## TASK
Below are some entries; can you quote all of them exactly?

[Figure content listings]
++++++++++
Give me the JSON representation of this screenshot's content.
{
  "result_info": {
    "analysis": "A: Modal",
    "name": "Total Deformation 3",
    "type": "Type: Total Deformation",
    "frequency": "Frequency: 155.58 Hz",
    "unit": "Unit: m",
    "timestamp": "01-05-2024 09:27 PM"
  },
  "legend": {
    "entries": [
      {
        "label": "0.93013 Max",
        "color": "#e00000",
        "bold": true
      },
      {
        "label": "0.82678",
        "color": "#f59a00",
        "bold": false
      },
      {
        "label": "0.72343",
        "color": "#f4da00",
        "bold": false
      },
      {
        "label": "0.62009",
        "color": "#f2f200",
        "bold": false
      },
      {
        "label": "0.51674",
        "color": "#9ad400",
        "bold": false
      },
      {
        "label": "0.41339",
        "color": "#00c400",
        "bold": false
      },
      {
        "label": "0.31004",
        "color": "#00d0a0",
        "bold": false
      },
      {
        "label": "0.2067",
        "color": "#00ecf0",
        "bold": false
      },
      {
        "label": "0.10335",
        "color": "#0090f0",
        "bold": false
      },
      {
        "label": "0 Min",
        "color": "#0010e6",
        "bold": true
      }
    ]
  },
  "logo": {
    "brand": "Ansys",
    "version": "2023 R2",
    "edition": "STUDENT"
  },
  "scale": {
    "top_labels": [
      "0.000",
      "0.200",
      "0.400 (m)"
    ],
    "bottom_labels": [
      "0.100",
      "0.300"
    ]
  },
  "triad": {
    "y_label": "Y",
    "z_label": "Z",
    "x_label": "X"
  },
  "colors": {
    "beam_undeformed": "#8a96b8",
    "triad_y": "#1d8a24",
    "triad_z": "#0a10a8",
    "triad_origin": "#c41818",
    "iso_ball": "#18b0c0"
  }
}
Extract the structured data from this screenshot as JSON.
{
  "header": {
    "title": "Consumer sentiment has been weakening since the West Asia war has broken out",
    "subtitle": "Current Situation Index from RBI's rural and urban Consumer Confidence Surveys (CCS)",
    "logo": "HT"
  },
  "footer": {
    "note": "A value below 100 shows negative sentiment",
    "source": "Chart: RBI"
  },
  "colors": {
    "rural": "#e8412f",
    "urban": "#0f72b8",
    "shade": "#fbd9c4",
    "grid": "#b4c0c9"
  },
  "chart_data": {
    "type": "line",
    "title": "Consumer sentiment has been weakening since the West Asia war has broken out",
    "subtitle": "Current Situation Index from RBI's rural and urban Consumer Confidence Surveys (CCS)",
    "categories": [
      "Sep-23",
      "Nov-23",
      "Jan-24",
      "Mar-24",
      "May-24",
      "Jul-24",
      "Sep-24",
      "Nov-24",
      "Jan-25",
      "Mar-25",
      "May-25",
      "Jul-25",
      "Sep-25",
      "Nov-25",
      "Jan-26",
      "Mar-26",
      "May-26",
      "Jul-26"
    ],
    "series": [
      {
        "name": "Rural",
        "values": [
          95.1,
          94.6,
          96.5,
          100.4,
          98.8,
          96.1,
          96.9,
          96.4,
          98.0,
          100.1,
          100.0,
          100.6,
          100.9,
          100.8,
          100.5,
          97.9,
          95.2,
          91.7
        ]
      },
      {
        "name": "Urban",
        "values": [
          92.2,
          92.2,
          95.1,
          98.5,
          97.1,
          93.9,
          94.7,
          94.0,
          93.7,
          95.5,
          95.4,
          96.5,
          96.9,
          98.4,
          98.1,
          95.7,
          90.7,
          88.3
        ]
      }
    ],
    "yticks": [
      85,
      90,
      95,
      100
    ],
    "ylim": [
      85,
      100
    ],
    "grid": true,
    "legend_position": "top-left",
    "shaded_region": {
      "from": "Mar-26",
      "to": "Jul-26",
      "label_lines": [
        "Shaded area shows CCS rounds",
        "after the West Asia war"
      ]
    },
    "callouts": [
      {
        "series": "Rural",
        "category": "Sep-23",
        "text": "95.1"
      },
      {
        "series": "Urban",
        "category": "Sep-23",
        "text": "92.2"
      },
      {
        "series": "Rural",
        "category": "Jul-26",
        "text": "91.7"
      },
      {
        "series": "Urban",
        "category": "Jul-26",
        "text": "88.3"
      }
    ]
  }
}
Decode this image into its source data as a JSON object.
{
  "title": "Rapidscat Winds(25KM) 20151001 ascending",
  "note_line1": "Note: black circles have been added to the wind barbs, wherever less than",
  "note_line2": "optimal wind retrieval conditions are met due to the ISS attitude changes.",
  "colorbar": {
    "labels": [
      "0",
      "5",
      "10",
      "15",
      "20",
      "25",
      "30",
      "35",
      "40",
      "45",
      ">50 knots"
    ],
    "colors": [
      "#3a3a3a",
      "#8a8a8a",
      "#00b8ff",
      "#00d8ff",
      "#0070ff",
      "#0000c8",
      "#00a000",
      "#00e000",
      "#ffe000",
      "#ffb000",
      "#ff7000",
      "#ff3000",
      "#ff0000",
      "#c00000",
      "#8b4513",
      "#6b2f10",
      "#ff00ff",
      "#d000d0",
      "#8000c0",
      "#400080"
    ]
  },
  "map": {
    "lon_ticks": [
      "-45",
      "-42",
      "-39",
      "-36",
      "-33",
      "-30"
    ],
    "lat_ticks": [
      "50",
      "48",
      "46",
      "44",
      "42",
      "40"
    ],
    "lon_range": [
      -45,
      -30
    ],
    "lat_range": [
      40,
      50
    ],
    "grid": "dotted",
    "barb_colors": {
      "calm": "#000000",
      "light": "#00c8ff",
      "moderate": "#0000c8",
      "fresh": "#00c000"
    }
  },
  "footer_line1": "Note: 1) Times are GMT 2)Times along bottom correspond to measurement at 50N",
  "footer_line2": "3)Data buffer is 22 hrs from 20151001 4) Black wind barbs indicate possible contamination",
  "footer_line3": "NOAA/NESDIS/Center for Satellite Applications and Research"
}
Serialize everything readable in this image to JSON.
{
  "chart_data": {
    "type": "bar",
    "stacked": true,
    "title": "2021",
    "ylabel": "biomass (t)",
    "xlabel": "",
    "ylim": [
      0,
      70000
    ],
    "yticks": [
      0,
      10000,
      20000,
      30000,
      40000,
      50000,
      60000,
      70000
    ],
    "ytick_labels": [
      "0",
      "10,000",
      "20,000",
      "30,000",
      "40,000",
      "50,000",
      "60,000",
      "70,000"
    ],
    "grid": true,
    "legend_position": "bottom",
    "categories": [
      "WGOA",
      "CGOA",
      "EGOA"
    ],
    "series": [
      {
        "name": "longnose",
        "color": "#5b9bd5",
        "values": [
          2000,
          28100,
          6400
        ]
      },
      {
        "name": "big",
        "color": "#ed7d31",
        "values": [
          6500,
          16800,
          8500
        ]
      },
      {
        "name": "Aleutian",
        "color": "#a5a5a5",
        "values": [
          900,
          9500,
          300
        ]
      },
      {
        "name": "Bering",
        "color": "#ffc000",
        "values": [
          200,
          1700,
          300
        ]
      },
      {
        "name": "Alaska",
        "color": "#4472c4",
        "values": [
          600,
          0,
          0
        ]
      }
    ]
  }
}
++++++++++
## TASK OUTPUT
Give me the JSON representation of this screenshot's content.
{
  "result_info": {
    "analysis": "A: Modal",
    "name": "Total Deformation 3",
    "type": "Type: Total Deformation",
    "frequency": "Frequency: 155.58 Hz",
    "unit": "Unit: m",
    "timestamp": "01-05-2024 09:27 PM"
  },
  "legend": {
    "entries": [
      {
        "label": "0.93013 Max",
        "color": "#e00000",
        "bold": true
      },
      {
        "label": "0.82678",
        "color": "#f59a00",
        "bold": false
      },
      {
        "label": "0.72343",
        "color": "#f4da00",
        "bold": false
      },
      {
        "label": "0.62009",
        "color": "#f2f200",
        "bold": false
      },
      {
        "label": "0.51674",
        "color": "#9ad400",
        "bold": false
      },
      {
        "label": "0.41339",
        "color": "#00c400",
        "bold": false
      },
      {
        "label": "0.31004",
        "color": "#00d0a0",
        "bold": false
      },
      {
        "label": "0.2067",
        "color": "#00ecf0",
        "bold": false
      },
      {
        "label": "0.10335",
        "color": "#0090f0",
        "bold": false
      },
      {
        "label": "0 Min",
        "color": "#0010e6",
        "bold": true
      }
    ]
  },
  "logo": {
    "brand": "Ansys",
    "version": "2023 R2",
    "edition": "STUDENT"
  },
  "scale": {
    "top_labels": [
      "0.000",
      "0.200",
      "0.400 (m)"
    ],
    "bottom_labels": [
      "0.100",
      "0.300"
    ]
  },
  "triad": {
    "y_label": "Y",
    "z_label": "Z",
    "x_label": "X"
  },
  "colors": {
    "beam_undeformed": "#8a96b8",
    "triad_y": "#1d8a24",
    "triad_z": "#0a10a8",
    "triad_origin": "#c41818",
    "iso_ball": "#18b0c0"
  }
}
Extract the structured data from this screenshot as JSON.
{
  "header": {
    "title": "Consumer sentiment has been weakening since the West Asia war has broken out",
    "subtitle": "Current Situation Index from RBI's rural and urban Consumer Confidence Surveys (CCS)",
    "logo": "HT"
  },
  "footer": {
    "note": "A value below 100 shows negative sentiment",
    "source": "Chart: RBI"
  },
  "colors": {
    "rural": "#e8412f",
    "urban": "#0f72b8",
    "shade": "#fbd9c4",
    "grid": "#b4c0c9"
  },
  "chart_data": {
    "type": "line",
    "title": "Consumer sentiment has been weakening since the West Asia war has broken out",
    "subtitle": "Current Situation Index from RBI's rural and urban Consumer Confidence Surveys (CCS)",
    "categories": [
      "Sep-23",
      "Nov-23",
      "Jan-24",
      "Mar-24",
      "May-24",
      "Jul-24",
      "Sep-24",
      "Nov-24",
      "Jan-25",
      "Mar-25",
      "May-25",
      "Jul-25",
      "Sep-25",
      "Nov-25",
      "Jan-26",
      "Mar-26",
      "May-26",
      "Jul-26"
    ],
    "series": [
      {
        "name": "Rural",
        "values": [
          95.1,
          94.6,
          96.5,
          100.4,
          98.8,
          96.1,
          96.9,
          96.4,
          98.0,
          100.1,
          100.0,
          100.6,
          100.9,
          100.8,
          100.5,
          97.9,
          95.2,
          91.7
        ]
      },
      {
        "name": "Urban",
        "values": [
          92.2,
          92.2,
          95.1,
          98.5,
          97.1,
          93.9,
          94.7,
          94.0,
          93.7,
          95.5,
          95.4,
          96.5,
          96.9,
          98.4,
          98.1,
          95.7,
          90.7,
          88.3
        ]
      }
    ],
    "yticks": [
      85,
      90,
      95,
      100
    ],
    "ylim": [
      85,
      100
    ],
    "grid": true,
    "legend_position": "top-left",
    "shaded_region": {
      "from": "Mar-26",
      "to": "Jul-26",
      "label_lines": [
        "Shaded area shows CCS rounds",
        "after the West Asia war"
      ]
    },
    "callouts": [
      {
        "series": "Rural",
        "category": "Sep-23",
        "text": "95.1"
      },
      {
        "series": "Urban",
        "category": "Sep-23",
        "text": "92.2"
      },
      {
        "series": "Rural",
        "category": "Jul-26",
        "text": "91.7"
      },
      {
        "series": "Urban",
        "category": "Jul-26",
        "text": "88.3"
      }
    ]
  }
}
Decode this image into its source data as a JSON object.
{
  "title": "Rapidscat Winds(25KM) 20151001 ascending",
  "note_line1": "Note: black circles have been added to the wind barbs, wherever less than",
  "note_line2": "optimal wind retrieval conditions are met due to the ISS attitude changes.",
  "colorbar": {
    "labels": [
      "0",
      "5",
      "10",
      "15",
      "20",
      "25",
      "30",
      "35",
      "40",
      "45",
      ">50 knots"
    ],
    "colors": [
      "#3a3a3a",
      "#8a8a8a",
      "#00b8ff",
      "#00d8ff",
      "#0070ff",
      "#0000c8",
      "#00a000",
      "#00e000",
      "#ffe000",
      "#ffb000",
      "#ff7000",
      "#ff3000",
      "#ff0000",
      "#c00000",
      "#8b4513",
      "#6b2f10",
      "#ff00ff",
      "#d000d0",
      "#8000c0",
      "#400080"
    ]
  },
  "map": {
    "lon_ticks": [
      "-45",
      "-42",
      "-39",
      "-36",
      "-33",
      "-30"
    ],
    "lat_ticks": [
      "50",
      "48",
      "46",
      "44",
      "42",
      "40"
    ],
    "lon_range": [
      -45,
      -30
    ],
    "lat_range": [
      40,
      50
    ],
    "grid": "dotted",
    "barb_colors": {
      "calm": "#000000",
      "light": "#00c8ff",
      "moderate": "#0000c8",
      "fresh": "#00c000"
    }
  },
  "footer_line1": "Note: 1) Times are GMT 2)Times along bottom correspond to measurement at 50N",
  "footer_line2": "3)Data buffer is 22 hrs from 20151001 4) Black wind barbs indicate possible contamination",
  "footer_line3": "NOAA/NESDIS/Center for Satellite Applications and Research"
}
Serialize everything readable in this image to JSON.
{
  "chart_data": {
    "type": "bar",
    "stacked": true,
    "title": "2021",
    "ylabel": "biomass (t)",
    "xlabel": "",
    "ylim": [
      0,
      70000
    ],
    "yticks": [
      0,
      10000,
      20000,
      30000,
      40000,
      50000,
      60000,
      70000
    ],
    "ytick_labels": [
      "0",
      "10,000",
      "20,000",
      "30,000",
      "40,000",
      "50,000",
      "60,000",
      "70,000"
    ],
    "grid": true,
    "legend_position": "bottom",
    "categories": [
      "WGOA",
      "CGOA",
      "EGOA"
    ],
    "series": [
      {
        "name": "longnose",
        "color": "#5b9bd5",
        "values": [
          2000,
          28100,
          6400
        ]
      },
      {
        "name": "big",
        "color": "#ed7d31",
        "values": [
          6500,
          16800,
          8500
        ]
      },
      {
        "name": "Aleutian",
        "color": "#a5a5a5",
        "values": [
          900,
          9500,
          300
        ]
      },
      {
        "name": "Bering",
        "color": "#ffc000",
        "values": [
          200,
          1700,
          300
        ]
      },
      {
        "name": "Alaska",
        "color": "#4472c4",
        "values": [
          600,
          0,
          0
        ]
      }
    ]
  }
}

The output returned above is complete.